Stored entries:
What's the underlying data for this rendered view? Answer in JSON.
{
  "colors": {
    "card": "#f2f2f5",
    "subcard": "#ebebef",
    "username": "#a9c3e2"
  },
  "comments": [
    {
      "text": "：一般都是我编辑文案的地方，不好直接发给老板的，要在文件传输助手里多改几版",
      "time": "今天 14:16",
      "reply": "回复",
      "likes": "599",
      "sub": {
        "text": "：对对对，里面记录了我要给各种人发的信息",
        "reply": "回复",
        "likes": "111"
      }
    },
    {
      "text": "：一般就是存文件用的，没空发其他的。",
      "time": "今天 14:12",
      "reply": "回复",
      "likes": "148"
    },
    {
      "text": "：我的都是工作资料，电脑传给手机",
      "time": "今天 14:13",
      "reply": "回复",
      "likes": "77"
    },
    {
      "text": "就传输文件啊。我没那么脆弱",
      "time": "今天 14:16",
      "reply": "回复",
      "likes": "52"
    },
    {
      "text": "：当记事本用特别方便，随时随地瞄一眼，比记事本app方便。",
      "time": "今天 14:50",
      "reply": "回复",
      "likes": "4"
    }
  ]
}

What you need to do:
Using the data above, repeat every line exactly.

Exercise response:
What's the underlying data for this rendered view? Answer in JSON.
{
  "colors": {
    "card": "#f2f2f5",
    "subcard": "#ebebef",
    "username": "#a9c3e2"
  },
  "comments": [
    {
      "text": "：一般都是我编辑文案的地方，不好直接发给老板的，要在文件传输助手里多改几版",
      "time": "今天 14:16",
      "reply": "回复",
      "likes": "599",
      "sub": {
        "text": "：对对对，里面记录了我要给各种人发的信息",
        "reply": "回复",
        "likes": "111"
      }
    },
    {
      "text": "：一般就是存文件用的，没空发其他的。",
      "time": "今天 14:12",
      "reply": "回复",
      "likes": "148"
    },
    {
      "text": "：我的都是工作资料，电脑传给手机",
      "time": "今天 14:13",
      "reply": "回复",
      "likes": "77"
    },
    {
      "text": "就传输文件啊。我没那么脆弱",
      "time": "今天 14:16",
      "reply": "回复",
      "likes": "52"
    },
    {
      "text": "：当记事本用特别方便，随时随地瞄一眼，比记事本app方便。",
      "time": "今天 14:50",
      "reply": "回复",
      "likes": "4"
    }
  ]
}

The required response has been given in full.